Source material:

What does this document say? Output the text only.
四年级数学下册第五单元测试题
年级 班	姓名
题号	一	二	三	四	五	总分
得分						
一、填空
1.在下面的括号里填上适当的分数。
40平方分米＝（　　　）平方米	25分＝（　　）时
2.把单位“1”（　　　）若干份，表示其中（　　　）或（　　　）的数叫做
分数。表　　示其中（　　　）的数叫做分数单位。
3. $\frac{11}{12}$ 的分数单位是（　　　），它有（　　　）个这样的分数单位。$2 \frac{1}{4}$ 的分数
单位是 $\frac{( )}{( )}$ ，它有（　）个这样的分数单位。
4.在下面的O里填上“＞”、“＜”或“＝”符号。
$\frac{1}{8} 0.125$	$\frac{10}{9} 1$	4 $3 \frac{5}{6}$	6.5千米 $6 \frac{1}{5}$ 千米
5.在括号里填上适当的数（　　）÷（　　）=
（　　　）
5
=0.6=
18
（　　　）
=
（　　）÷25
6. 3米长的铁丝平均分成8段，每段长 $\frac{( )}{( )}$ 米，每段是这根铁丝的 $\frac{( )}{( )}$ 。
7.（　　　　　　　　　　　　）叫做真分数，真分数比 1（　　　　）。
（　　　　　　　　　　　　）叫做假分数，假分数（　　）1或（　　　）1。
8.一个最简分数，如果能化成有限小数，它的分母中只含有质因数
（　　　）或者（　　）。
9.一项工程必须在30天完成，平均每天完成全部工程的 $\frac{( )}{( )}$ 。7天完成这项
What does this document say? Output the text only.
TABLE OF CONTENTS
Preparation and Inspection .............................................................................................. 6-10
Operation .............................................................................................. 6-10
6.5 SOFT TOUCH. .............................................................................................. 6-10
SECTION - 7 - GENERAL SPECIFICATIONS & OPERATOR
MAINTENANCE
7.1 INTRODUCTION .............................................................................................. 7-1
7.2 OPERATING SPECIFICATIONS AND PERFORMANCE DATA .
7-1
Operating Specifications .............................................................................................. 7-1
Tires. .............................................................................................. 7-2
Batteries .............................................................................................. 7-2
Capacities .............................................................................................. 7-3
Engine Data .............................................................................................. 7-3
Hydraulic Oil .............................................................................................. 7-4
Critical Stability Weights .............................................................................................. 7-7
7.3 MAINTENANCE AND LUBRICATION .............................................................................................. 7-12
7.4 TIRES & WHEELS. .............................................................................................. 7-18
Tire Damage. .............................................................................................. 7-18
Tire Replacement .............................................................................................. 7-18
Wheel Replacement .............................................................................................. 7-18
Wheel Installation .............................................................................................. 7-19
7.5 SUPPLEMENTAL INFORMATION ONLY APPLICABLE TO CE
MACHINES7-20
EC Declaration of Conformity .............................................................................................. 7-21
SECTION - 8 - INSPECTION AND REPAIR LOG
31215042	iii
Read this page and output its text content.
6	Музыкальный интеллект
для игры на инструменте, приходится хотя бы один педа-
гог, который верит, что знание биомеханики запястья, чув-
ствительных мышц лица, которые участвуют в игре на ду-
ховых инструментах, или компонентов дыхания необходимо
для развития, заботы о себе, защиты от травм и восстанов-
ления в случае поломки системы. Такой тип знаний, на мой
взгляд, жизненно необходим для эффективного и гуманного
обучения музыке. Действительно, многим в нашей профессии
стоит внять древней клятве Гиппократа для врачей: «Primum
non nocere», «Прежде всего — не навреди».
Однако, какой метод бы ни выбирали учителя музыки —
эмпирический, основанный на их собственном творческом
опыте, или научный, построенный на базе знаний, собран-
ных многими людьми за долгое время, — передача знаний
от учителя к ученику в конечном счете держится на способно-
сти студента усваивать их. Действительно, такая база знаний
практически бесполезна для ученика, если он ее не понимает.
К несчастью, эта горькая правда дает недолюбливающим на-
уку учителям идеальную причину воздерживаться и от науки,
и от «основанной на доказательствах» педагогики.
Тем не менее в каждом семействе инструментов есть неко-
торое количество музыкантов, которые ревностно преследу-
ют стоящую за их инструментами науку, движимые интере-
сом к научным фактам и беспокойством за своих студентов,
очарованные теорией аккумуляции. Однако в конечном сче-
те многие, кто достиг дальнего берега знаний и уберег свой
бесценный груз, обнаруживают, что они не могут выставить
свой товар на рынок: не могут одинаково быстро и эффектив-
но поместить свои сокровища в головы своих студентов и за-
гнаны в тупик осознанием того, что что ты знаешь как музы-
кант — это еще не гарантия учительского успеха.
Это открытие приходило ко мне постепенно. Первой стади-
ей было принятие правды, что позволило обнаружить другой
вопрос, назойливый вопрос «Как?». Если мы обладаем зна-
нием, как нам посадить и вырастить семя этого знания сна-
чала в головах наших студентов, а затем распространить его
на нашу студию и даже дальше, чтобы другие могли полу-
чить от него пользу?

Work instructions: Return all of the data precisely as it appears.

Exercise response:
What does this document say? Output the text only.
四年级数学下册第五单元测试题
年级 班	姓名
题号	一	二	三	四	五	总分
得分						
一、填空
1.在下面的括号里填上适当的分数。
40平方分米＝（　　　）平方米	25分＝（　　）时
2.把单位“1”（　　　）若干份，表示其中（　　　）或（　　　）的数叫做
分数。表　　示其中（　　　）的数叫做分数单位。
3. $\frac{11}{12}$ 的分数单位是（　　　），它有（　　　）个这样的分数单位。$2 \frac{1}{4}$ 的分数
单位是 $\frac{( )}{( )}$ ，它有（　）个这样的分数单位。
4.在下面的O里填上“＞”、“＜”或“＝”符号。
$\frac{1}{8} 0.125$	$\frac{10}{9} 1$	4 $3 \frac{5}{6}$	6.5千米 $6 \frac{1}{5}$ 千米
5.在括号里填上适当的数（　　）÷（　　）=
（　　　）
5
=0.6=
18
（　　　）
=
（　　）÷25
6. 3米长的铁丝平均分成8段，每段长 $\frac{( )}{( )}$ 米，每段是这根铁丝的 $\frac{( )}{( )}$ 。
7.（　　　　　　　　　　　　）叫做真分数，真分数比 1（　　　　）。
（　　　　　　　　　　　　）叫做假分数，假分数（　　）1或（　　　）1。
8.一个最简分数，如果能化成有限小数，它的分母中只含有质因数
（　　　）或者（　　）。
9.一项工程必须在30天完成，平均每天完成全部工程的 $\frac{( )}{( )}$ 。7天完成这项
What does this document say? Output the text only.
TABLE OF CONTENTS
Preparation and Inspection .............................................................................................. 6-10
Operation .............................................................................................. 6-10
6.5 SOFT TOUCH. .............................................................................................. 6-10
SECTION - 7 - GENERAL SPECIFICATIONS & OPERATOR
MAINTENANCE
7.1 INTRODUCTION .............................................................................................. 7-1
7.2 OPERATING SPECIFICATIONS AND PERFORMANCE DATA .
7-1
Operating Specifications .............................................................................................. 7-1
Tires. .............................................................................................. 7-2
Batteries .............................................................................................. 7-2
Capacities .............................................................................................. 7-3
Engine Data .............................................................................................. 7-3
Hydraulic Oil .............................................................................................. 7-4
Critical Stability Weights .............................................................................................. 7-7
7.3 MAINTENANCE AND LUBRICATION .............................................................................................. 7-12
7.4 TIRES & WHEELS. .............................................................................................. 7-18
Tire Damage. .............................................................................................. 7-18
Tire Replacement .............................................................................................. 7-18
Wheel Replacement .............................................................................................. 7-18
Wheel Installation .............................................................................................. 7-19
7.5 SUPPLEMENTAL INFORMATION ONLY APPLICABLE TO CE
MACHINES7-20
EC Declaration of Conformity .............................................................................................. 7-21
SECTION - 8 - INSPECTION AND REPAIR LOG
31215042	iii
Read this page and output its text content.
6	Музыкальный интеллект
для игры на инструменте, приходится хотя бы один педа-
гог, который верит, что знание биомеханики запястья, чув-
ствительных мышц лица, которые участвуют в игре на ду-
ховых инструментах, или компонентов дыхания необходимо
для развития, заботы о себе, защиты от травм и восстанов-
ления в случае поломки системы. Такой тип знаний, на мой
взгляд, жизненно необходим для эффективного и гуманного
обучения музыке. Действительно, многим в нашей профессии
стоит внять древней клятве Гиппократа для врачей: «Primum
non nocere», «Прежде всего — не навреди».
Однако, какой метод бы ни выбирали учителя музыки —
эмпирический, основанный на их собственном творческом
опыте, или научный, построенный на базе знаний, собран-
ных многими людьми за долгое время, — передача знаний
от учителя к ученику в конечном счете держится на способно-
сти студента усваивать их. Действительно, такая база знаний
практически бесполезна для ученика, если он ее не понимает.
К несчастью, эта горькая правда дает недолюбливающим на-
уку учителям идеальную причину воздерживаться и от науки,
и от «основанной на доказательствах» педагогики.
Тем не менее в каждом семействе инструментов есть неко-
торое количество музыкантов, которые ревностно преследу-
ют стоящую за их инструментами науку, движимые интере-
сом к научным фактам и беспокойством за своих студентов,
очарованные теорией аккумуляции. Однако в конечном сче-
те многие, кто достиг дальнего берега знаний и уберег свой
бесценный груз, обнаруживают, что они не могут выставить
свой товар на рынок: не могут одинаково быстро и эффектив-
но поместить свои сокровища в головы своих студентов и за-
гнаны в тупик осознанием того, что что ты знаешь как музы-
кант — это еще не гарантия учительского успеха.
Это открытие приходило ко мне постепенно. Первой стади-
ей было принятие правды, что позволило обнаружить другой
вопрос, назойливый вопрос «Как?». Если мы обладаем зна-
нием, как нам посадить и вырастить семя этого знания сна-
чала в головах наших студентов, а затем распространить его
на нашу студию и даже дальше, чтобы другие могли полу-
чить от него пользу?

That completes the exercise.